_Given problem:_ Take the data that follows and retype it word for word.
START Data to use
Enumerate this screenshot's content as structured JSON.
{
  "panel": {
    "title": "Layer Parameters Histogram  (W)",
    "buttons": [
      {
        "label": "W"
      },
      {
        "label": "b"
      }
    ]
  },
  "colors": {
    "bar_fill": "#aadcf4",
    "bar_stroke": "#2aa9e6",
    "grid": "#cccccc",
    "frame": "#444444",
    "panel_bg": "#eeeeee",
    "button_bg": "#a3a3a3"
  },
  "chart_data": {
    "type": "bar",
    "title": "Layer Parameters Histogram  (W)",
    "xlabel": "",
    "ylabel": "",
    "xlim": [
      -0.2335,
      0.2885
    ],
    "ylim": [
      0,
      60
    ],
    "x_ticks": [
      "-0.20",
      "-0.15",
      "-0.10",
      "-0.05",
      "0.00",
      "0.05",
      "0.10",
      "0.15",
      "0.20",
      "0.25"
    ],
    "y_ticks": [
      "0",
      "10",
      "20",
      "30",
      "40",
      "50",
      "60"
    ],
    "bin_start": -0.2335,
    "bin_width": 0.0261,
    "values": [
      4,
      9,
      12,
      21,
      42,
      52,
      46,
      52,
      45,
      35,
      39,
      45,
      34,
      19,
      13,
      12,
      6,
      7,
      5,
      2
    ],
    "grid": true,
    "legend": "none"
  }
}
END Data to use
_Task solution:_
Enumerate this screenshot's content as structured JSON.
{
  "panel": {
    "title": "Layer Parameters Histogram  (W)",
    "buttons": [
      {
        "label": "W"
      },
      {
        "label": "b"
      }
    ]
  },
  "colors": {
    "bar_fill": "#aadcf4",
    "bar_stroke": "#2aa9e6",
    "grid": "#cccccc",
    "frame": "#444444",
    "panel_bg": "#eeeeee",
    "button_bg": "#a3a3a3"
  },
  "chart_data": {
    "type": "bar",
    "title": "Layer Parameters Histogram  (W)",
    "xlabel": "",
    "ylabel": "",
    "xlim": [
      -0.2335,
      0.2885
    ],
    "ylim": [
      0,
      60
    ],
    "x_ticks": [
      "-0.20",
      "-0.15",
      "-0.10",
      "-0.05",
      "0.00",
      "0.05",
      "0.10",
      "0.15",
      "0.20",
      "0.25"
    ],
    "y_ticks": [
      "0",
      "10",
      "20",
      "30",
      "40",
      "50",
      "60"
    ],
    "bin_start": -0.2335,
    "bin_width": 0.0261,
    "values": [
      4,
      9,
      12,
      21,
      42,
      52,
      46,
      52,
      45,
      35,
      39,
      45,
      34,
      19,
      13,
      12,
      6,
      7,
      5,
      2
    ],
    "grid": true,
    "legend": "none"
  }
}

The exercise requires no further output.